- _Task to complete_:
Reproduce the listing below verbatim.

-- START OF Record extracts --

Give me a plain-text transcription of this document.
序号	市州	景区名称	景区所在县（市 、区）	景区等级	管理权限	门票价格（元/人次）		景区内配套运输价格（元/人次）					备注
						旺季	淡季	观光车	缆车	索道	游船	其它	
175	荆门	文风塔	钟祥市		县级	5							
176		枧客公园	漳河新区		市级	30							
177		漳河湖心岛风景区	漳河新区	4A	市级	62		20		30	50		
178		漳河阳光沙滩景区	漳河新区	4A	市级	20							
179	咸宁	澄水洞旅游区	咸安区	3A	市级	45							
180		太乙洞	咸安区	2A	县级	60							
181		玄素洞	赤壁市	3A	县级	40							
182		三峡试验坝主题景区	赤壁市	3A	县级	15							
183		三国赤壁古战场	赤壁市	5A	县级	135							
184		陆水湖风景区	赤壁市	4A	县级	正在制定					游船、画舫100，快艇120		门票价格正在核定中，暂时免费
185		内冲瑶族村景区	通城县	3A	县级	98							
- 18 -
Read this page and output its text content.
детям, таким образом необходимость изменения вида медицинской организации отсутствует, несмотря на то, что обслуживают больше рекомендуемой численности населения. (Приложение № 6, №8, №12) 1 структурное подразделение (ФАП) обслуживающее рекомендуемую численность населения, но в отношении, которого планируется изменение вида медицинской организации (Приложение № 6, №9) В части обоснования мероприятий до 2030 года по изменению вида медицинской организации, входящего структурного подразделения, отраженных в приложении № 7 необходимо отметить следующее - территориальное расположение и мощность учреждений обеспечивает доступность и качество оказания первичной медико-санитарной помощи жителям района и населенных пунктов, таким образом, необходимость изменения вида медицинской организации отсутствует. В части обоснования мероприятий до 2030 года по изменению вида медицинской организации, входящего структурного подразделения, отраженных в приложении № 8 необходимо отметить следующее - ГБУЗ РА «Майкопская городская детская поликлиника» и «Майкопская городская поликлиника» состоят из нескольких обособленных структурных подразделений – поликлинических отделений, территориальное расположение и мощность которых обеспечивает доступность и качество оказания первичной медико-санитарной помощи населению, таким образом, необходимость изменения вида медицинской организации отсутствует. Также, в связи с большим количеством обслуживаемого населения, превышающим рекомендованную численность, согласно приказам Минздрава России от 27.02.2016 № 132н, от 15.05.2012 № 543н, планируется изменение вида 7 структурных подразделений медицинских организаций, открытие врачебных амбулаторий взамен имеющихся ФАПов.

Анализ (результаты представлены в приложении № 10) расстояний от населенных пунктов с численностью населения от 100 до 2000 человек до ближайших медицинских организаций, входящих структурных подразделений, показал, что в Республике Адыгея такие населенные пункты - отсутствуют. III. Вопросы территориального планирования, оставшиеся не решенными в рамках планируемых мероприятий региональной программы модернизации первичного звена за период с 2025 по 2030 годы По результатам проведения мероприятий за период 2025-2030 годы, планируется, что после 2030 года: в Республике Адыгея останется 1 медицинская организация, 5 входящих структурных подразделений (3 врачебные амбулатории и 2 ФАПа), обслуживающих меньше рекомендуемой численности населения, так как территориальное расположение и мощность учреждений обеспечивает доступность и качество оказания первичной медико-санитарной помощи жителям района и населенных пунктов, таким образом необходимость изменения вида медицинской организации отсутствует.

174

-- END OF Record extracts --

- _Answer to the problem_:
Give me a plain-text transcription of this document.
序号	市州	景区名称	景区所在县（市 、区）	景区等级	管理权限	门票价格（元/人次）		景区内配套运输价格（元/人次）					备注
						旺季	淡季	观光车	缆车	索道	游船	其它	
175	荆门	文风塔	钟祥市		县级	5							
176		枧客公园	漳河新区		市级	30							
177		漳河湖心岛风景区	漳河新区	4A	市级	62		20		30	50		
178		漳河阳光沙滩景区	漳河新区	4A	市级	20							
179	咸宁	澄水洞旅游区	咸安区	3A	市级	45							
180		太乙洞	咸安区	2A	县级	60							
181		玄素洞	赤壁市	3A	县级	40							
182		三峡试验坝主题景区	赤壁市	3A	县级	15							
183		三国赤壁古战场	赤壁市	5A	县级	135							
184		陆水湖风景区	赤壁市	4A	县级	正在制定					游船、画舫100，快艇120		门票价格正在核定中，暂时免费
185		内冲瑶族村景区	通城县	3A	县级	98							
- 18 -
Read this page and output its text content.
детям, таким образом необходимость изменения вида медицинской организации отсутствует, несмотря на то, что обслуживают больше рекомендуемой численности населения. (Приложение № 6, №8, №12) 1 структурное подразделение (ФАП) обслуживающее рекомендуемую численность населения, но в отношении, которого планируется изменение вида медицинской организации (Приложение № 6, №9) В части обоснования мероприятий до 2030 года по изменению вида медицинской организации, входящего структурного подразделения, отраженных в приложении № 7 необходимо отметить следующее - территориальное расположение и мощность учреждений обеспечивает доступность и качество оказания первичной медико-санитарной помощи жителям района и населенных пунктов, таким образом, необходимость изменения вида медицинской организации отсутствует. В части обоснования мероприятий до 2030 года по изменению вида медицинской организации, входящего структурного подразделения, отраженных в приложении № 8 необходимо отметить следующее - ГБУЗ РА «Майкопская городская детская поликлиника» и «Майкопская городская поликлиника» состоят из нескольких обособленных структурных подразделений – поликлинических отделений, территориальное расположение и мощность которых обеспечивает доступность и качество оказания первичной медико-санитарной помощи населению, таким образом, необходимость изменения вида медицинской организации отсутствует. Также, в связи с большим количеством обслуживаемого населения, превышающим рекомендованную численность, согласно приказам Минздрава России от 27.02.2016 № 132н, от 15.05.2012 № 543н, планируется изменение вида 7 структурных подразделений медицинских организаций, открытие врачебных амбулаторий взамен имеющихся ФАПов.

Анализ (результаты представлены в приложении № 10) расстояний от населенных пунктов с численностью населения от 100 до 2000 человек до ближайших медицинских организаций, входящих структурных подразделений, показал, что в Республике Адыгея такие населенные пункты - отсутствуют. III. Вопросы территориального планирования, оставшиеся не решенными в рамках планируемых мероприятий региональной программы модернизации первичного звена за период с 2025 по 2030 годы По результатам проведения мероприятий за период 2025-2030 годы, планируется, что после 2030 года: в Республике Адыгея останется 1 медицинская организация, 5 входящих структурных подразделений (3 врачебные амбулатории и 2 ФАПа), обслуживающих меньше рекомендуемой численности населения, так как территориальное расположение и мощность учреждений обеспечивает доступность и качество оказания первичной медико-санитарной помощи жителям района и населенных пунктов, таким образом необходимость изменения вида медицинской организации отсутствует.

174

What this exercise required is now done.